Problem details:
Copy out every line that contains the word "angles".

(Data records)
+ + + +

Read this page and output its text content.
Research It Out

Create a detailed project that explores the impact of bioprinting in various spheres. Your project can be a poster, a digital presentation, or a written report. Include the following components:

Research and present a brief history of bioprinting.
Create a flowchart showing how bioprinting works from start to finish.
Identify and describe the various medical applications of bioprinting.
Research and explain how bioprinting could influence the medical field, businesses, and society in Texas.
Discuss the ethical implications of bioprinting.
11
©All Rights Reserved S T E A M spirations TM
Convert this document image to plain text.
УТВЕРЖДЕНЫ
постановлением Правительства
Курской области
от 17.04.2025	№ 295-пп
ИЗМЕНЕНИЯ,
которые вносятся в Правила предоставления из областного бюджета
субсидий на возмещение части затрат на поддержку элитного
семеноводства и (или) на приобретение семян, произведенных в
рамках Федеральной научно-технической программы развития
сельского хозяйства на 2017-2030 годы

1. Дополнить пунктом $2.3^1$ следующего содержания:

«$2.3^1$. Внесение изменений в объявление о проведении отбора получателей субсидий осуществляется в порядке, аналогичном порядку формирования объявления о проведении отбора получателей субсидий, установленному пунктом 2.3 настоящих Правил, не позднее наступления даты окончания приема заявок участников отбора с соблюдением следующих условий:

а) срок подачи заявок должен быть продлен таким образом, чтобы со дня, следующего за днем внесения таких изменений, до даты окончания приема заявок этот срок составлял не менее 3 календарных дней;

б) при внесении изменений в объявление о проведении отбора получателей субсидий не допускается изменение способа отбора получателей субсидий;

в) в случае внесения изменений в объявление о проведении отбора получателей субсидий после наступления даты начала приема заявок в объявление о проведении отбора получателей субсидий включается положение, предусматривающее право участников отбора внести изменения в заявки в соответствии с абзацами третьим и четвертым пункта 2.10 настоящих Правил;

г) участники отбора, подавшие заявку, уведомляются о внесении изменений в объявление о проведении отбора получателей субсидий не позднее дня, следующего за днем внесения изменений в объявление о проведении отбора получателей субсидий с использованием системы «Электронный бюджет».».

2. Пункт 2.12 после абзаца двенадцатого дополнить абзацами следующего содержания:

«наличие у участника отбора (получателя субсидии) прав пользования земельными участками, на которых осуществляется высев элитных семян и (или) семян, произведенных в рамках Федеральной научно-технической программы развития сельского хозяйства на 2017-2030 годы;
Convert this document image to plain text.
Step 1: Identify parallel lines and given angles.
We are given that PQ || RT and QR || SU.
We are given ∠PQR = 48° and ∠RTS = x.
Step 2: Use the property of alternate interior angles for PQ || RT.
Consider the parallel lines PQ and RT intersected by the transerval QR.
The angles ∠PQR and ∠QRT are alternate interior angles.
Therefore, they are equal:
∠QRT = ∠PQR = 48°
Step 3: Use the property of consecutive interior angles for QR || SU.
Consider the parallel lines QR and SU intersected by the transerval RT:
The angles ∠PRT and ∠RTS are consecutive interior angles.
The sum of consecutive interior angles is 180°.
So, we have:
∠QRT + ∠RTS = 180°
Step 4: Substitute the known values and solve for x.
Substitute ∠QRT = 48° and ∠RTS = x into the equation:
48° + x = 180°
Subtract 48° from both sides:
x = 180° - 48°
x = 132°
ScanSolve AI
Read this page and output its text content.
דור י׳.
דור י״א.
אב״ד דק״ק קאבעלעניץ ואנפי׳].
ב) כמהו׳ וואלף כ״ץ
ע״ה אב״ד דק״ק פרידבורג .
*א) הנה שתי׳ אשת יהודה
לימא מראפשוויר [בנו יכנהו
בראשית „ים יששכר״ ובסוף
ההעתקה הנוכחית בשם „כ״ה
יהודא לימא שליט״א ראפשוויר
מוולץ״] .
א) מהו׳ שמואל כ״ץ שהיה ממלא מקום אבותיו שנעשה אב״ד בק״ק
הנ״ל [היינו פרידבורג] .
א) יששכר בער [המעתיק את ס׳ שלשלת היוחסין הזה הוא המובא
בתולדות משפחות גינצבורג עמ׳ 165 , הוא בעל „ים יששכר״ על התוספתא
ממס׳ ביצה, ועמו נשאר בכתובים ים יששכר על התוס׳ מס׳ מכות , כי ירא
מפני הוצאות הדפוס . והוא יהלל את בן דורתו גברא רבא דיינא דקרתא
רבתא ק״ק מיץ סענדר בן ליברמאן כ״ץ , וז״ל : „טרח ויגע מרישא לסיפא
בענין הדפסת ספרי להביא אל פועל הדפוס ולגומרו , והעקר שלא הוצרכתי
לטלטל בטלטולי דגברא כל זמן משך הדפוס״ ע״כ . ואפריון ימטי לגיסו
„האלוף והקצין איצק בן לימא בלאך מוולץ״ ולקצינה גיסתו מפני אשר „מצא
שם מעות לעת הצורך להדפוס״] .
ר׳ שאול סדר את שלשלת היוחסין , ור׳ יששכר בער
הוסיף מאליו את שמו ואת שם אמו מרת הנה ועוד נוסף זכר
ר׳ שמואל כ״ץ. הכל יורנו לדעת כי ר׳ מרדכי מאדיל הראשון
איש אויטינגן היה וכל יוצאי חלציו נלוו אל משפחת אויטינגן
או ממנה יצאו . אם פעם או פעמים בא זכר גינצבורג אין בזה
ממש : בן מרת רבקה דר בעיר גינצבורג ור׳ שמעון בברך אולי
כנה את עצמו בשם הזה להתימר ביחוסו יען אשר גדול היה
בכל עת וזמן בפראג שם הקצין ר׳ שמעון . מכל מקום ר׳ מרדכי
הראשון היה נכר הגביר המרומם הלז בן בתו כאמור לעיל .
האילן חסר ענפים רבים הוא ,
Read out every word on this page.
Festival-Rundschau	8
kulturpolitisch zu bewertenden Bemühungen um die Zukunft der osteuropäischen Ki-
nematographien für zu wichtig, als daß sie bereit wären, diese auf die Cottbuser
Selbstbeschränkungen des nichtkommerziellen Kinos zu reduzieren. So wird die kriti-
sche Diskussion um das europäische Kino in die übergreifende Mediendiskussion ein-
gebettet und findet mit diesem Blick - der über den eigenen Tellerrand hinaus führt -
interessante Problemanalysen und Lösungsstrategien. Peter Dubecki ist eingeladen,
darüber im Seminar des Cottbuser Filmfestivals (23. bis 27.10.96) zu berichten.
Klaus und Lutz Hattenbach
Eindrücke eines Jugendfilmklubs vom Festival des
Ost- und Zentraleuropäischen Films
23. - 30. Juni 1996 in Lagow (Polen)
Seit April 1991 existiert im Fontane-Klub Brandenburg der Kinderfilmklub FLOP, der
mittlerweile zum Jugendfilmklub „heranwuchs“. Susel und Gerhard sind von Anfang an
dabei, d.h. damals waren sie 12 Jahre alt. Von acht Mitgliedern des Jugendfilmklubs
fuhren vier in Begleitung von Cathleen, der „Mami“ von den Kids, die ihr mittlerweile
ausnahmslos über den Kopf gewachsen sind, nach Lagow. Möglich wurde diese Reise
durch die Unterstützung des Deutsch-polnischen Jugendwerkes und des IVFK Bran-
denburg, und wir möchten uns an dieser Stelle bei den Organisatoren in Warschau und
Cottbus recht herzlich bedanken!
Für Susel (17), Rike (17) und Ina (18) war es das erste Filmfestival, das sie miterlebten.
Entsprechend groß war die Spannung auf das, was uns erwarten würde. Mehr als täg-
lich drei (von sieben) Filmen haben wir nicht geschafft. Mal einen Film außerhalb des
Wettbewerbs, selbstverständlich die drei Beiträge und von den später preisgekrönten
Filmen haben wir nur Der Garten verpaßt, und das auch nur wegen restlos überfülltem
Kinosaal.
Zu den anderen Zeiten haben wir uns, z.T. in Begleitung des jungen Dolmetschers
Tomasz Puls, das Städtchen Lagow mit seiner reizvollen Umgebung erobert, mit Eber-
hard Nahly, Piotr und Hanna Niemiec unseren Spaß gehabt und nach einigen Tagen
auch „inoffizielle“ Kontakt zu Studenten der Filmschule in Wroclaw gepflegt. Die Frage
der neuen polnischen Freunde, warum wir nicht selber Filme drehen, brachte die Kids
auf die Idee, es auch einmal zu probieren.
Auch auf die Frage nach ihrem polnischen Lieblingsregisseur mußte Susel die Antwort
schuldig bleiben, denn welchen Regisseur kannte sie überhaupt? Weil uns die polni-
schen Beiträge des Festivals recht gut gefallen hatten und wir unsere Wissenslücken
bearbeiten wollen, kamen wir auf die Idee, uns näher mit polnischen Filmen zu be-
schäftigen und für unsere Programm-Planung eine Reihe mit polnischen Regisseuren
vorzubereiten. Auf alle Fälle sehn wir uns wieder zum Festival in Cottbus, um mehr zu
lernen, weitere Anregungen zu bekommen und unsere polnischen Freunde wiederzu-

+ + + +

Reply:
Step 1: Identify parallel lines and given angles.
Step 2: Use the property of alternate interior angles for PQ || RT.
The angles ∠PQR and ∠QRT are alternate interior angles.
Step 3: Use the property of consecutive interior angles for QR || SU.
The angles ∠PRT and ∠RTS are consecutive interior angles.
The sum of consecutive interior angles is 180°.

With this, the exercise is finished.